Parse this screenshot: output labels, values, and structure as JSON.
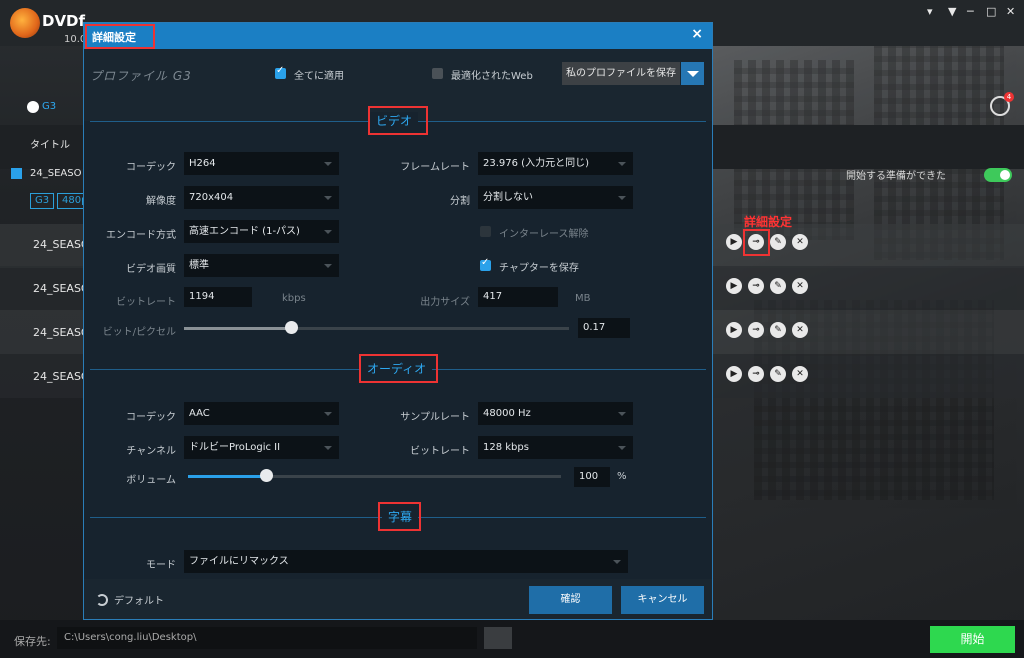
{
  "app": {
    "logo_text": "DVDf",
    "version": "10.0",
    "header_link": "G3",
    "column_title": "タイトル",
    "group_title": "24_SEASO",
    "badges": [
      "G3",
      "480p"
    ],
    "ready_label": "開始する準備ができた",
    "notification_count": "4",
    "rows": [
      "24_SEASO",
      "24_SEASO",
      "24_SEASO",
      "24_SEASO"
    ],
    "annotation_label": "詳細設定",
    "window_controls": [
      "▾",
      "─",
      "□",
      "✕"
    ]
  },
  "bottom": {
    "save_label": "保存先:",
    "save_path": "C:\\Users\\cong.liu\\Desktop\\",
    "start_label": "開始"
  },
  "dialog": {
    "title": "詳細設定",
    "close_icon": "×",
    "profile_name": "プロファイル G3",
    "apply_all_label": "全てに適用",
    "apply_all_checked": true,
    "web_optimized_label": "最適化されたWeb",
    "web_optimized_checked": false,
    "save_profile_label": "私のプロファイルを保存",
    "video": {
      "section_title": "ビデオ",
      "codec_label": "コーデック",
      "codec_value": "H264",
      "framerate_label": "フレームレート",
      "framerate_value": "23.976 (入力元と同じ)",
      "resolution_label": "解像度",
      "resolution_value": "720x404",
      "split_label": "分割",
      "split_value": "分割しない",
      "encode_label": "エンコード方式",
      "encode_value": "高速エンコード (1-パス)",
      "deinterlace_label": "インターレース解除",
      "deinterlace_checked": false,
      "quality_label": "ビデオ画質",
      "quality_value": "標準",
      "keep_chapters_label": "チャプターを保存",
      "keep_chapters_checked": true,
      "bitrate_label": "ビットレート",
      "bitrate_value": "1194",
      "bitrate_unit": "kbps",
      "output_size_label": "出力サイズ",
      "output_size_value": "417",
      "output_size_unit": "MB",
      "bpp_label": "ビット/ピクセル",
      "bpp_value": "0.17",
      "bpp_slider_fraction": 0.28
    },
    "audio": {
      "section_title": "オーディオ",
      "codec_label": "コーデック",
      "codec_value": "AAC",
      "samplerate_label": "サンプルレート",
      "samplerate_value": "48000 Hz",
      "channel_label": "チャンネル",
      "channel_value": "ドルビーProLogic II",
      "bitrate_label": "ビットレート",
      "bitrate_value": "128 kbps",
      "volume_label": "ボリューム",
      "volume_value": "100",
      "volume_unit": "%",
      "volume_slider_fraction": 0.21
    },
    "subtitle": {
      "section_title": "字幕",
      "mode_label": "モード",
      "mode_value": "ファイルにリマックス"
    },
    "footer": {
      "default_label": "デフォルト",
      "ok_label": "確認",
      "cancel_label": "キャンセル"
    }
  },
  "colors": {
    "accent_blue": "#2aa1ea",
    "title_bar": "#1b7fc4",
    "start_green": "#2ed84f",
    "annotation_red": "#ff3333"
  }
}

++++++

None of the pictures should appear; repeat the records exactly otherwise.

Parse this screenshot: output labels, values, and structure as JSON.
{
  "app": {
    "logo_text": "DVDf",
    "version": "10.0",
    "header_link": "G3",
    "column_title": "タイトル",
    "group_title": "24_SEASO",
    "badges": [
      "G3",
      "480p"
    ],
    "ready_label": "開始する準備ができた",
    "notification_count": "4",
    "rows": [
      "24_SEASO",
      "24_SEASO",
      "24_SEASO",
      "24_SEASO"
    ],
    "annotation_label": "詳細設定",
    "window_controls": [
      "▾",
      "─",
      "□",
      "✕"
    ]
  },
  "bottom": {
    "save_label": "保存先:",
    "save_path": "C:\\Users\\cong.liu\\Desktop\\",
    "start_label": "開始"
  },
  "dialog": {
    "title": "詳細設定",
    "close_icon": "×",
    "profile_name": "プロファイル G3",
    "apply_all_label": "全てに適用",
    "apply_all_checked": true,
    "web_optimized_label": "最適化されたWeb",
    "web_optimized_checked": false,
    "save_profile_label": "私のプロファイルを保存",
    "video": {
      "section_title": "ビデオ",
      "codec_label": "コーデック",
      "codec_value": "H264",
      "framerate_label": "フレームレート",
      "framerate_value": "23.976 (入力元と同じ)",
      "resolution_label": "解像度",
      "resolution_value": "720x404",
      "split_label": "分割",
      "split_value": "分割しない",
      "encode_label": "エンコード方式",
      "encode_value": "高速エンコード (1-パス)",
      "deinterlace_label": "インターレース解除",
      "deinterlace_checked": false,
      "quality_label": "ビデオ画質",
      "quality_value": "標準",
      "keep_chapters_label": "チャプターを保存",
      "keep_chapters_checked": true,
      "bitrate_label": "ビットレート",
      "bitrate_value": "1194",
      "bitrate_unit": "kbps",
      "output_size_label": "出力サイズ",
      "output_size_value": "417",
      "output_size_unit": "MB",
      "bpp_label": "ビット/ピクセル",
      "bpp_value": "0.17",
      "bpp_slider_fraction": 0.28
    },
    "audio": {
      "section_title": "オーディオ",
      "codec_label": "コーデック",
      "codec_value": "AAC",
      "samplerate_label": "サンプルレート",
      "samplerate_value": "48000 Hz",
      "channel_label": "チャンネル",
      "channel_value": "ドルビーProLogic II",
      "bitrate_label": "ビットレート",
      "bitrate_value": "128 kbps",
      "volume_label": "ボリューム",
      "volume_value": "100",
      "volume_unit": "%",
      "volume_slider_fraction": 0.21
    },
    "subtitle": {
      "section_title": "字幕",
      "mode_label": "モード",
      "mode_value": "ファイルにリマックス"
    },
    "footer": {
      "default_label": "デフォルト",
      "ok_label": "確認",
      "cancel_label": "キャンセル"
    }
  },
  "colors": {
    "accent_blue": "#2aa1ea",
    "title_bar": "#1b7fc4",
    "start_green": "#2ed84f",
    "annotation_red": "#ff3333"
  }
}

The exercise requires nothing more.